WHAT YOU SHOULD DO
Find the lines of data that contain the string "organizer", then list them.

Collected data
begin

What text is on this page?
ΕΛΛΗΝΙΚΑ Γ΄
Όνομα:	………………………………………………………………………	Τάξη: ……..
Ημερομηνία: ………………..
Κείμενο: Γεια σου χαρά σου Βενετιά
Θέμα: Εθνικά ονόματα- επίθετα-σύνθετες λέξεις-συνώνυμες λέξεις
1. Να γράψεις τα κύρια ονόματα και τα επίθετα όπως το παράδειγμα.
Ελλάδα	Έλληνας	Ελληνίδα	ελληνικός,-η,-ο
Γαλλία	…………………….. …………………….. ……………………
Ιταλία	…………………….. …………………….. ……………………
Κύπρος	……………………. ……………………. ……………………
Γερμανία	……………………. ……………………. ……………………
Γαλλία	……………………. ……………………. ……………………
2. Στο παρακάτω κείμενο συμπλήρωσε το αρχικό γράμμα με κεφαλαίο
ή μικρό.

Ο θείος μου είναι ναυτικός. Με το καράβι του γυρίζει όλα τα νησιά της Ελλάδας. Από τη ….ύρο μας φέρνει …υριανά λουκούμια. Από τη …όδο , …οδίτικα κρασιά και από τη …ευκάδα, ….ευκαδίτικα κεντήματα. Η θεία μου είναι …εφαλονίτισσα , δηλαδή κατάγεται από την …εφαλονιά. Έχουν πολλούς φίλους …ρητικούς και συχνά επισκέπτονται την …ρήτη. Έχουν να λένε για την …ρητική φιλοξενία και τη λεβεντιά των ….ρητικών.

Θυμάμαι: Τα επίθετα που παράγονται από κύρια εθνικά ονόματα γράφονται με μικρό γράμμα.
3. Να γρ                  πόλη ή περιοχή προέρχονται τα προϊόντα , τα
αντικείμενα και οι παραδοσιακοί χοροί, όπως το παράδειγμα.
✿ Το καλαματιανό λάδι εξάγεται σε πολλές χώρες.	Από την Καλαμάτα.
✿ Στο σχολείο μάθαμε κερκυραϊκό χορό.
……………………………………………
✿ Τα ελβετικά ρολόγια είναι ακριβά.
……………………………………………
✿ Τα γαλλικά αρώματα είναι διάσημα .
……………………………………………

end
begin

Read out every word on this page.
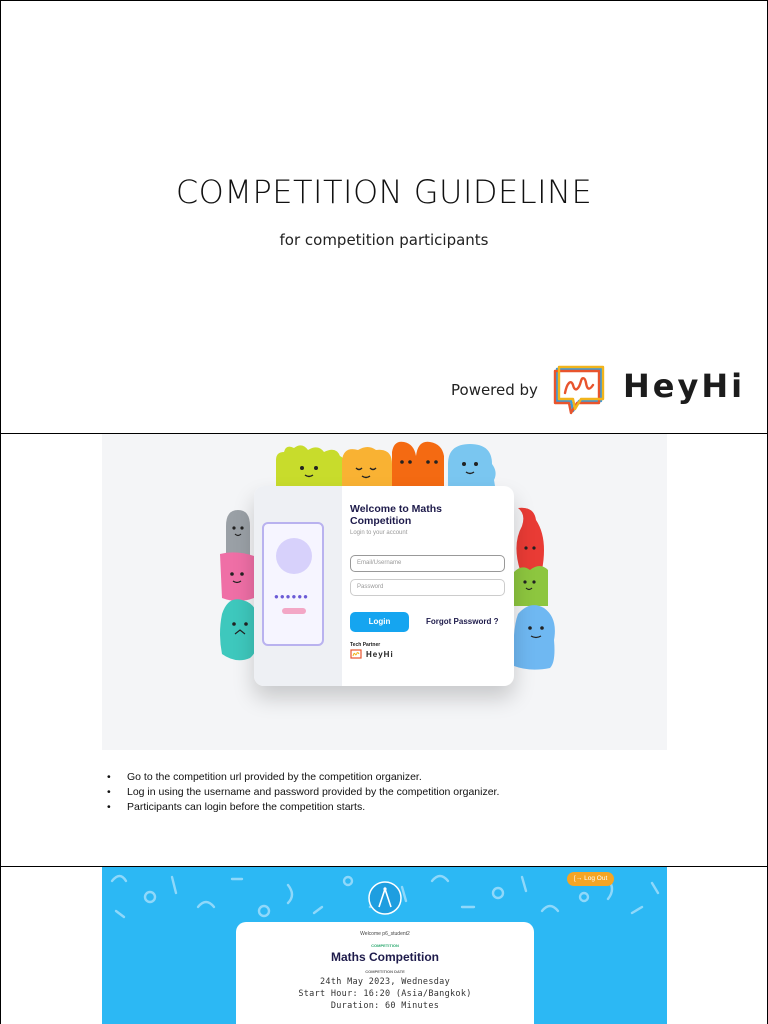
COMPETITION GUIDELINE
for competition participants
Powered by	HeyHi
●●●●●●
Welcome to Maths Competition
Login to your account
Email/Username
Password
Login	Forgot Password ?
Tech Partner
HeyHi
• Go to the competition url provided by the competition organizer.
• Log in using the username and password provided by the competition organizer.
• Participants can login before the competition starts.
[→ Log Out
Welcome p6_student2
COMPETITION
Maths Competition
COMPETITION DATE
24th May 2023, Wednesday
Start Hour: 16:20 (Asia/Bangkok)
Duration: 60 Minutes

end

WRITTEN ANSWER
• Go to the competition url provided by the competition organizer.
• Log in using the username and password provided by the competition organizer.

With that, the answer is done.